Search the material below for the word "this". Copy every line that has it.

* * * *

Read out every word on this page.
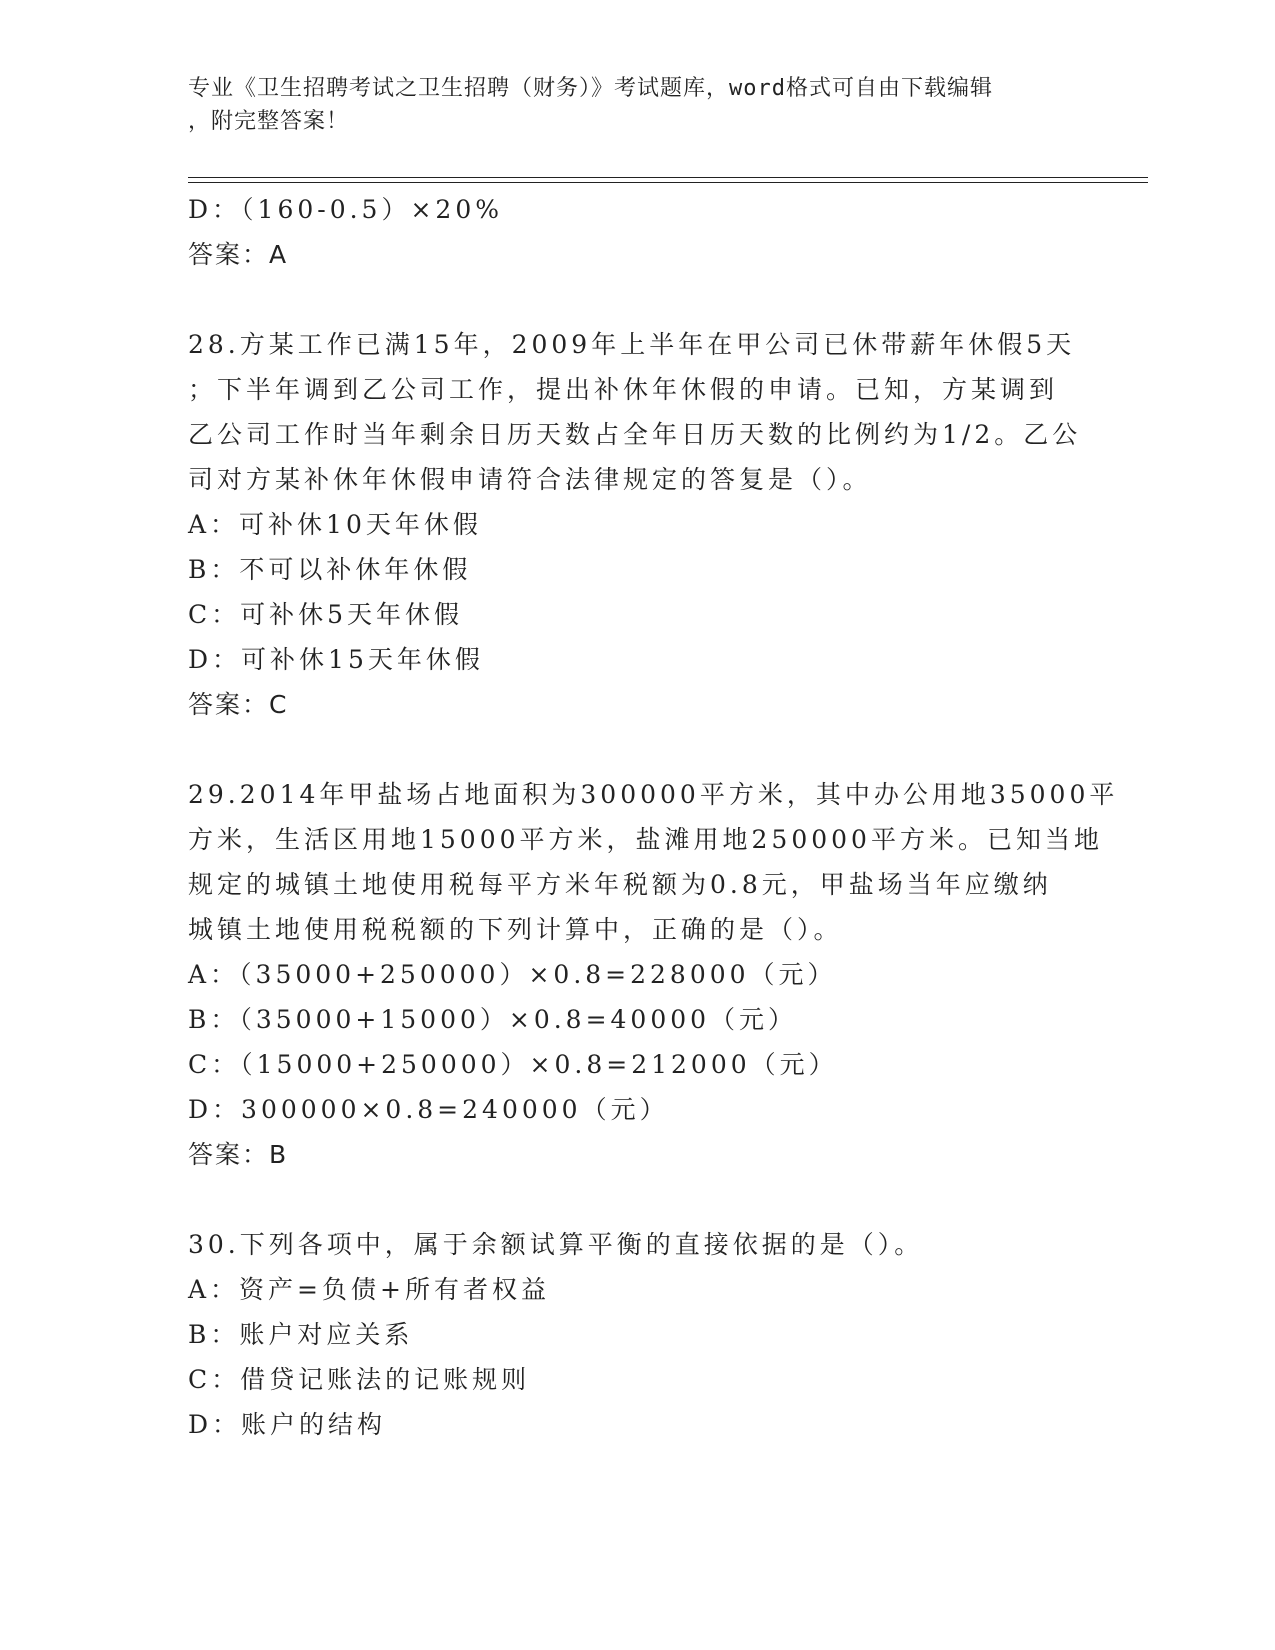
专业《卫生招聘考试之卫生招聘（财务）》考试题库，word格式可自由下载编辑
，附完整答案！
D：（160-0.5）×20%
答案：A
28.方某工作已满15年，2009年上半年在甲公司已休带薪年休假5天
；下半年调到乙公司工作，提出补休年休假的申请。已知，方某调到
乙公司工作时当年剩余日历天数占全年日历天数的比例约为1/2。乙公
司对方某补休年休假申请符合法律规定的答复是（）。
A：可补休10天年休假
B：不可以补休年休假
C：可补休5天年休假
D：可补休15天年休假
答案：C
29.2014年甲盐场占地面积为300000平方米，其中办公用地35000平
方米，生活区用地15000平方米，盐滩用地250000平方米。已知当地
规定的城镇土地使用税每平方米年税额为0.8元，甲盐场当年应缴纳
城镇土地使用税税额的下列计算中，正确的是（）。
A：（35000+250000）×0.8=228000（元）
B：（35000+15000）×0.8=40000（元）
C：（15000+250000）×0.8=212000（元）
D：300000×0.8=240000（元）
答案：B
30.下列各项中，属于余额试算平衡的直接依据的是（）。
A：资产=负债+所有者权益
B：账户对应关系
C：借贷记账法的记账规则
D：账户的结构
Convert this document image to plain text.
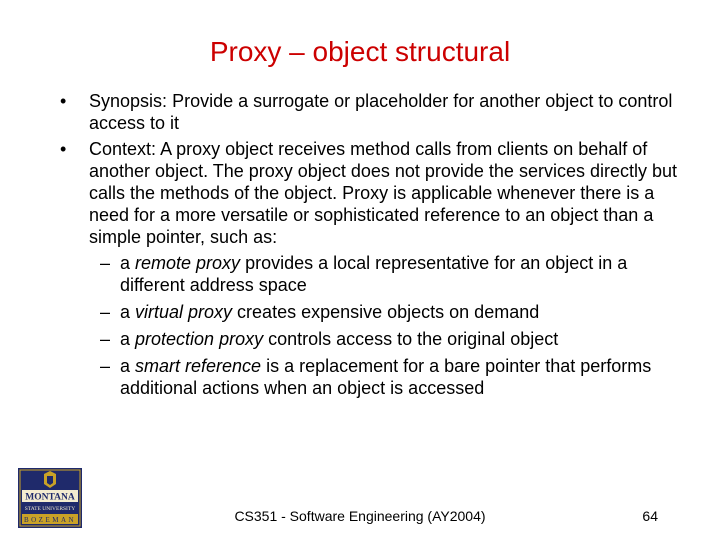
Proxy – object structural
• Synopsis: Provide a surrogate or placeholder for another object to control access to it
• Context: A proxy object receives method calls from clients on behalf of another object. The proxy object does not provide the services directly but calls the methods of the object. Proxy is applicable whenever there is a need for a more versatile or sophisticated reference to an object than a simple pointer, such as:
– a remote proxy provides a local representative for an object in a different address space
– a virtual proxy creates expensive objects on demand
– a protection proxy controls access to the original object
– a smart reference is a replacement for a bare pointer that performs additional actions when an object is accessed
MONTANA
STATE UNIVERSITY
BOZEMAN	CS351 - Software Engineering (AY2004)	64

* * * *

**Output:**
Read out every word on this page.
Convert this document image to plain text.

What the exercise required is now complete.